__RAW RECORDS__:

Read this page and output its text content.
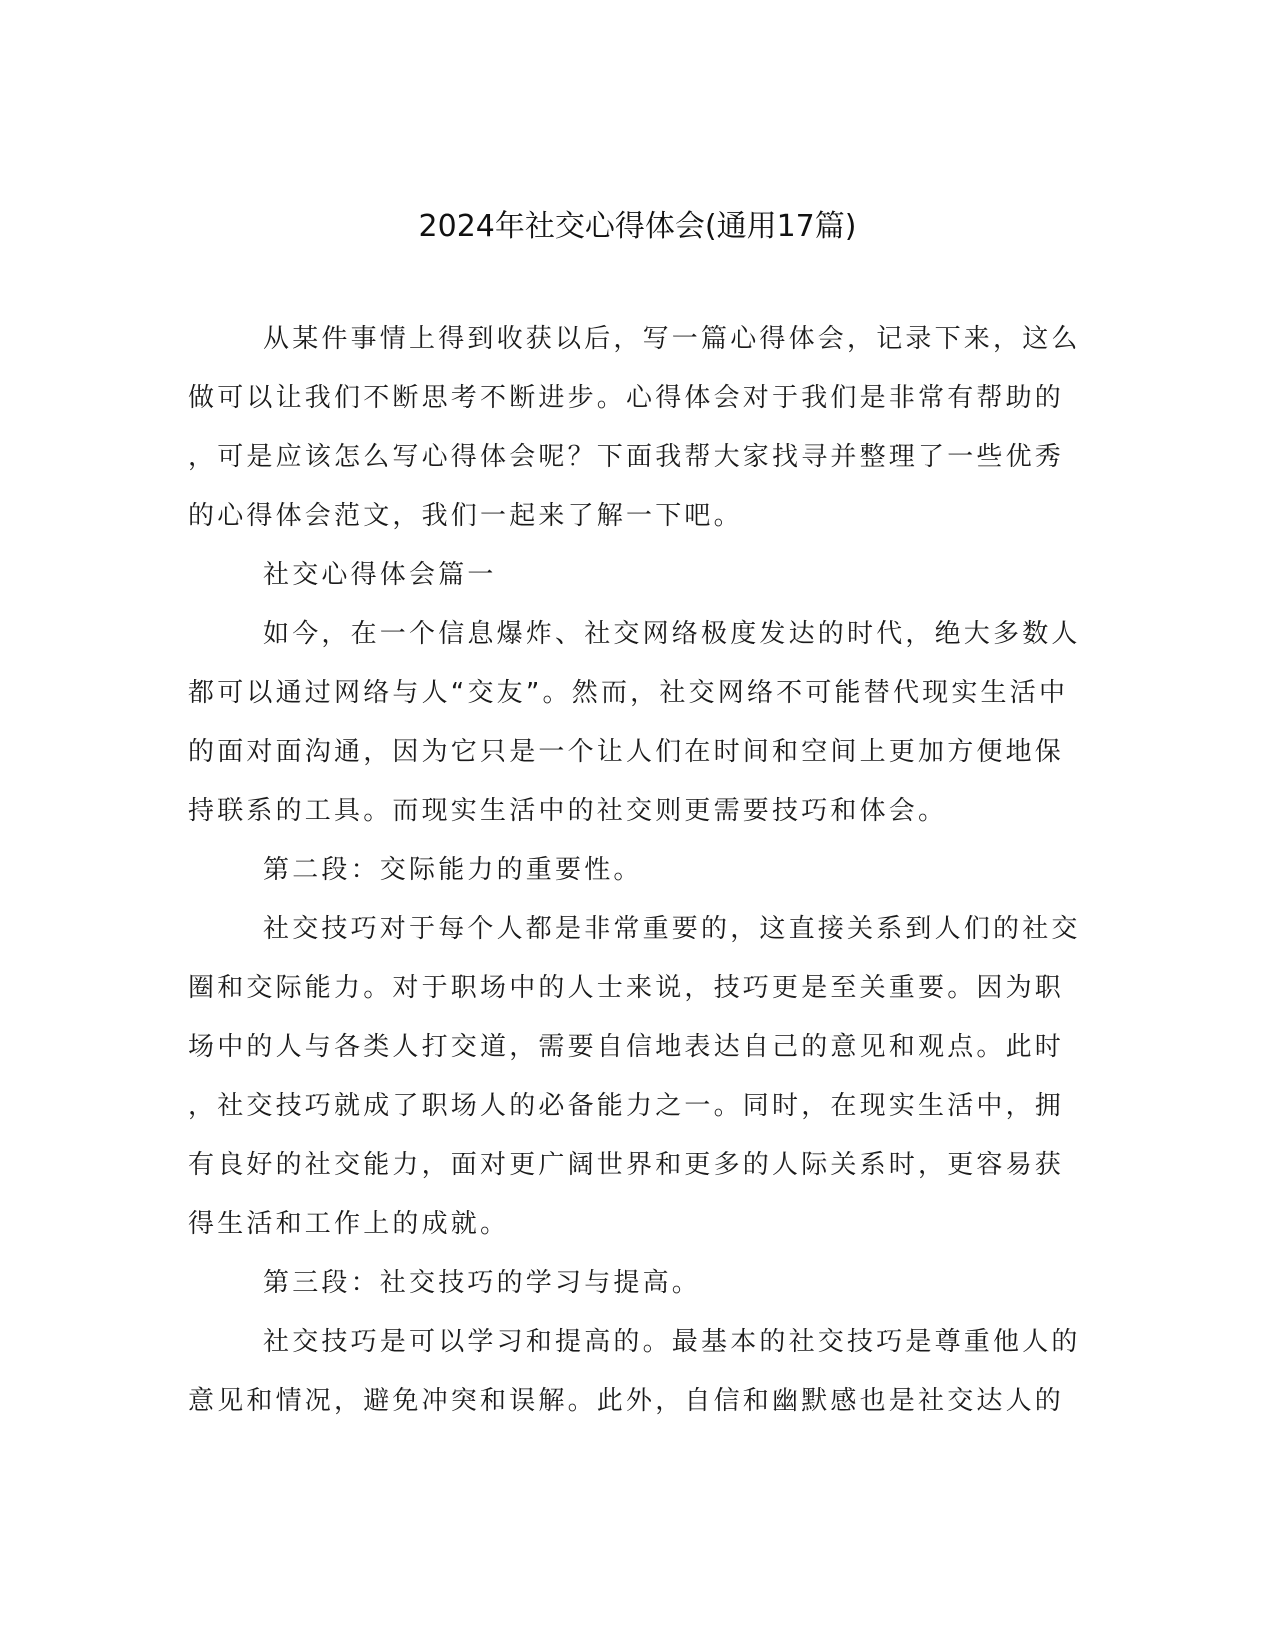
2024年社交心得体会(通用17篇)
从某件事情上得到收获以后，写一篇心得体会，记录下来，这么
做可以让我们不断思考不断进步。心得体会对于我们是非常有帮助的
，可是应该怎么写心得体会呢？下面我帮大家找寻并整理了一些优秀
的心得体会范文，我们一起来了解一下吧。
社交心得体会篇一
如今，在一个信息爆炸、社交网络极度发达的时代，绝大多数人
都可以通过网络与人“交友”。然而，社交网络不可能替代现实生活中
的面对面沟通，因为它只是一个让人们在时间和空间上更加方便地保
持联系的工具。而现实生活中的社交则更需要技巧和体会。
第二段：交际能力的重要性。
社交技巧对于每个人都是非常重要的，这直接关系到人们的社交
圈和交际能力。对于职场中的人士来说，技巧更是至关重要。因为职
场中的人与各类人打交道，需要自信地表达自己的意见和观点。此时
，社交技巧就成了职场人的必备能力之一。同时，在现实生活中，拥
有良好的社交能力，面对更广阔世界和更多的人际关系时，更容易获
得生活和工作上的成就。
第三段：社交技巧的学习与提高。
社交技巧是可以学习和提高的。最基本的社交技巧是尊重他人的
意见和情况，避免冲突和误解。此外，自信和幽默感也是社交达人的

__TASK DETAILS__:
The records shown above are to be repeated exactly, with the pictures left out.

__THE RESPONSE__:
Read this page and output its text content.
2024年社交心得体会(通用17篇)
从某件事情上得到收获以后，写一篇心得体会，记录下来，这么
做可以让我们不断思考不断进步。心得体会对于我们是非常有帮助的
，可是应该怎么写心得体会呢？下面我帮大家找寻并整理了一些优秀
的心得体会范文，我们一起来了解一下吧。
社交心得体会篇一
如今，在一个信息爆炸、社交网络极度发达的时代，绝大多数人
都可以通过网络与人“交友”。然而，社交网络不可能替代现实生活中
的面对面沟通，因为它只是一个让人们在时间和空间上更加方便地保
持联系的工具。而现实生活中的社交则更需要技巧和体会。
第二段：交际能力的重要性。
社交技巧对于每个人都是非常重要的，这直接关系到人们的社交
圈和交际能力。对于职场中的人士来说，技巧更是至关重要。因为职
场中的人与各类人打交道，需要自信地表达自己的意见和观点。此时
，社交技巧就成了职场人的必备能力之一。同时，在现实生活中，拥
有良好的社交能力，面对更广阔世界和更多的人际关系时，更容易获
得生活和工作上的成就。
第三段：社交技巧的学习与提高。
社交技巧是可以学习和提高的。最基本的社交技巧是尊重他人的
意见和情况，避免冲突和误解。此外，自信和幽默感也是社交达人的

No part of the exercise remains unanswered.